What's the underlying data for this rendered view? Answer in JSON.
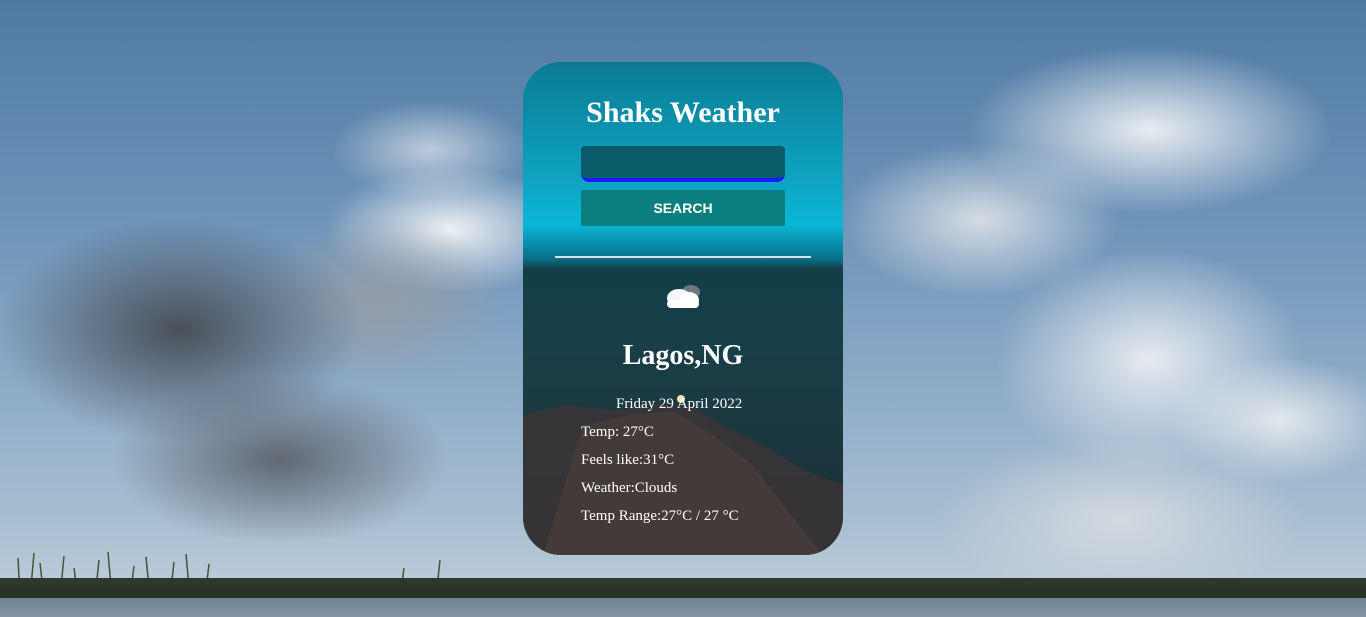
{
  "app": {
    "title": "Shaks Weather"
  },
  "search": {
    "value": "",
    "placeholder": "",
    "button_label": "SEARCH"
  },
  "weather": {
    "icon": "cloud-icon",
    "city": "Lagos,NG",
    "date": "Friday 29 April 2022",
    "temp": "Temp: 27°C",
    "feels_like": "Feels like:31°C",
    "condition": "Weather:Clouds",
    "temp_range": "Temp Range:27°C / 27 °C"
  },
  "colors": {
    "card_top": "#0bb6d6",
    "button": "#0a7f80",
    "input_border": "#1a1aff",
    "text": "#ffffff"
  }
}
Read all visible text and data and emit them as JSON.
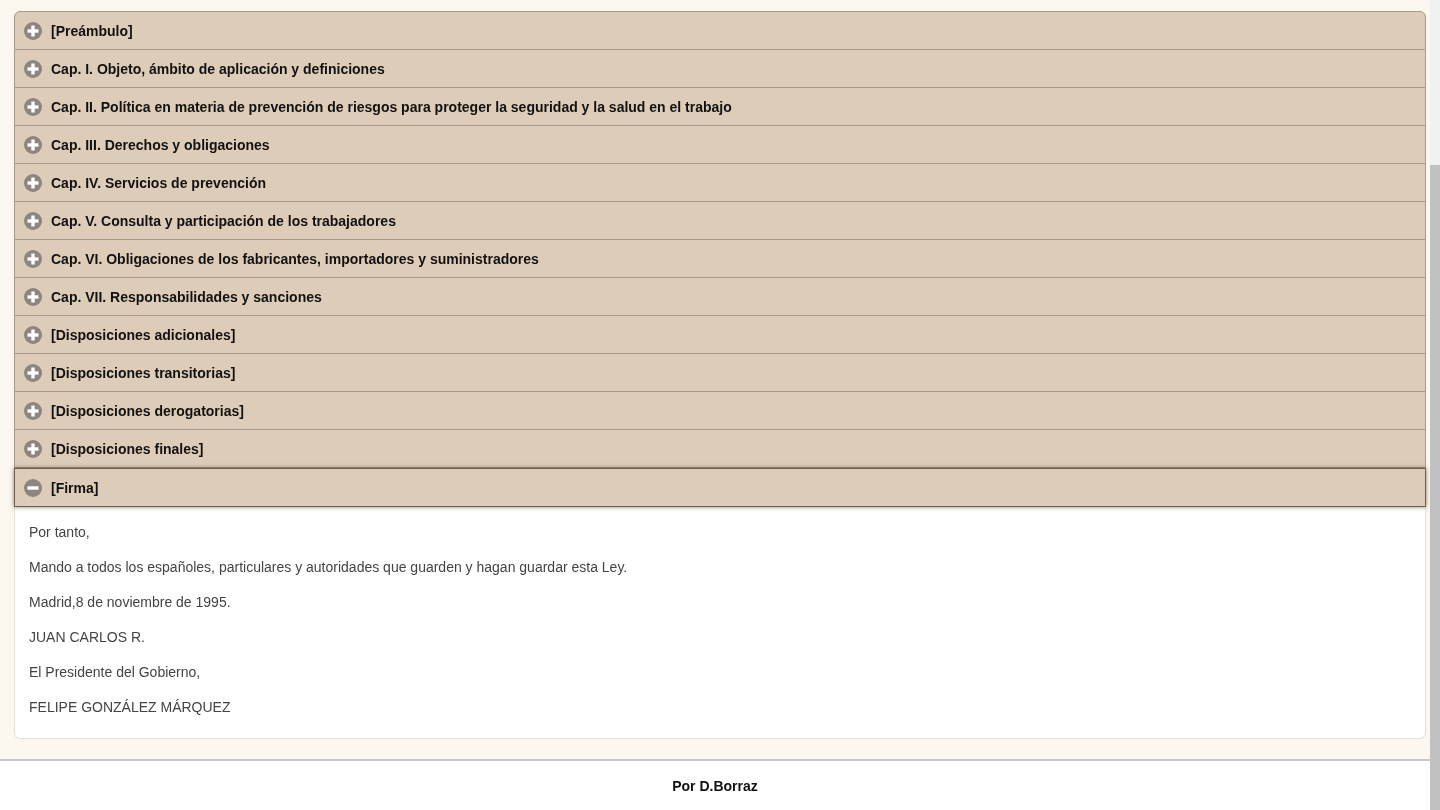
{
  "accordion": [
    {
      "title": "[Preámbulo]",
      "expanded": false
    },
    {
      "title": "Cap. I. Objeto, ámbito de aplicación y definiciones",
      "expanded": false
    },
    {
      "title": "Cap. II. Política en materia de prevención de riesgos para proteger la seguridad y la salud en el trabajo",
      "expanded": false
    },
    {
      "title": "Cap. III. Derechos y obligaciones",
      "expanded": false
    },
    {
      "title": "Cap. IV. Servicios de prevención",
      "expanded": false
    },
    {
      "title": "Cap. V. Consulta y participación de los trabajadores",
      "expanded": false
    },
    {
      "title": "Cap. VI. Obligaciones de los fabricantes, importadores y suministradores",
      "expanded": false
    },
    {
      "title": "Cap. VII. Responsabilidades y sanciones",
      "expanded": false
    },
    {
      "title": "[Disposiciones adicionales]",
      "expanded": false
    },
    {
      "title": "[Disposiciones transitorias]",
      "expanded": false
    },
    {
      "title": "[Disposiciones derogatorias]",
      "expanded": false
    },
    {
      "title": "[Disposiciones finales]",
      "expanded": false
    },
    {
      "title": "[Firma]",
      "expanded": true,
      "paragraphs": [
        "Por tanto,",
        "Mando a todos los españoles, particulares y autoridades que guarden y hagan guardar esta Ley.",
        "Madrid,8 de noviembre de 1995.",
        "JUAN CARLOS R.",
        "El Presidente del Gobierno,",
        "FELIPE GONZÁLEZ MÁRQUEZ"
      ]
    }
  ],
  "footer": {
    "text": "Por D.Borraz"
  }
}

----

PROBLEM TO WORK ON:
Write out the full listing verbatim, excluding its pictures.

SOLUTION TO THE EXERCISE:
What's the underlying data for this rendered view? Answer in JSON.
{
  "app": {
    "title": "Shaks Weather"
  },
  "search": {
    "value": "",
    "placeholder": "",
    "button_label": "SEARCH"
  },
  "weather": {
    "icon": "cloud-icon",
    "city": "Lagos,NG",
    "date": "Friday 29 April 2022",
    "temp": "Temp: 27°C",
    "feels_like": "Feels like:31°C",
    "condition": "Weather:Clouds",
    "temp_range": "Temp Range:27°C / 27 °C"
  },
  "colors": {
    "card_top": "#0bb6d6",
    "button": "#0a7f80",
    "input_border": "#1a1aff",
    "text": "#ffffff"
  }
}
Read all visible text and data and emit them as JSON.
{
  "accordion": [
    {
      "title": "[Preámbulo]",
      "expanded": false
    },
    {
      "title": "Cap. I. Objeto, ámbito de aplicación y definiciones",
      "expanded": false
    },
    {
      "title": "Cap. II. Política en materia de prevención de riesgos para proteger la seguridad y la salud en el trabajo",
      "expanded": false
    },
    {
      "title": "Cap. III. Derechos y obligaciones",
      "expanded": false
    },
    {
      "title": "Cap. IV. Servicios de prevención",
      "expanded": false
    },
    {
      "title": "Cap. V. Consulta y participación de los trabajadores",
      "expanded": false
    },
    {
      "title": "Cap. VI. Obligaciones de los fabricantes, importadores y suministradores",
      "expanded": false
    },
    {
      "title": "Cap. VII. Responsabilidades y sanciones",
      "expanded": false
    },
    {
      "title": "[Disposiciones adicionales]",
      "expanded": false
    },
    {
      "title": "[Disposiciones transitorias]",
      "expanded": false
    },
    {
      "title": "[Disposiciones derogatorias]",
      "expanded": false
    },
    {
      "title": "[Disposiciones finales]",
      "expanded": false
    },
    {
      "title": "[Firma]",
      "expanded": true,
      "paragraphs": [
        "Por tanto,",
        "Mando a todos los españoles, particulares y autoridades que guarden y hagan guardar esta Ley.",
        "Madrid,8 de noviembre de 1995.",
        "JUAN CARLOS R.",
        "El Presidente del Gobierno,",
        "FELIPE GONZÁLEZ MÁRQUEZ"
      ]
    }
  ],
  "footer": {
    "text": "Por D.Borraz"
  }
}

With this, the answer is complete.